◆ WHAT YOU WILL DO ◆
Copy the lines below as they are; omit the images they contain.

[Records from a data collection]

━━━━

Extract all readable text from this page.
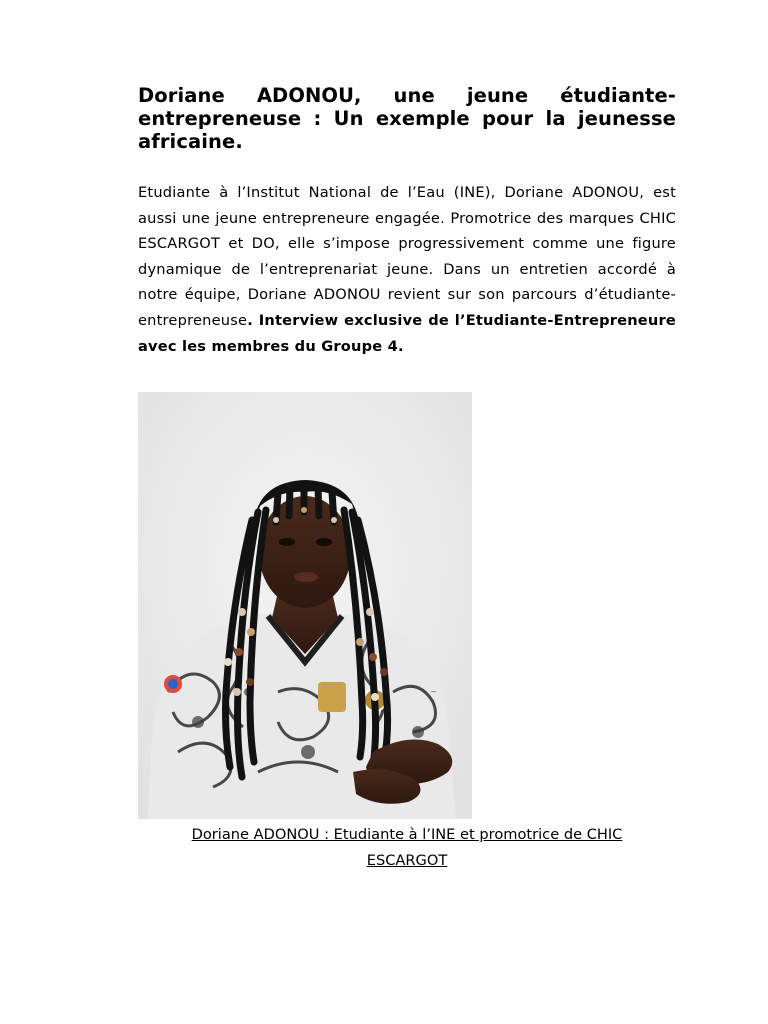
Doriane ADONOU, une jeune étudiante-entrepreneuse : Un exemple pour la jeunesse africaine.

Etudiante à l’Institut National de l’Eau (INE), Doriane ADONOU, est aussi une jeune entrepreneure engagée. Promotrice des marques CHIC ESCARGOT et DO, elle s’impose progressivement comme une figure dynamique de l’entreprenariat jeune. Dans un entretien accordé à notre équipe, Doriane ADONOU revient sur son parcours d’étudiante-entrepreneuse. Interview exclusive de l’Etudiante-Entrepreneure avec les membres du Groupe 4.

~
Doriane ADONOU : Etudiante à l’INE et promotrice de CHIC
ESCARGOT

━━━━

◆ SOLVED EXERCISE ◆
Extract all readable text from this page.
Doriane ADONOU, une jeune étudiante-entrepreneuse : Un exemple pour la jeunesse africaine.

Etudiante à l’Institut National de l’Eau (INE), Doriane ADONOU, est aussi une jeune entrepreneure engagée. Promotrice des marques CHIC ESCARGOT et DO, elle s’impose progressivement comme une figure dynamique de l’entreprenariat jeune. Dans un entretien accordé à notre équipe, Doriane ADONOU revient sur son parcours d’étudiante-entrepreneuse. Interview exclusive de l’Etudiante-Entrepreneure avec les membres du Groupe 4.

~
Doriane ADONOU : Etudiante à l’INE et promotrice de CHIC
ESCARGOT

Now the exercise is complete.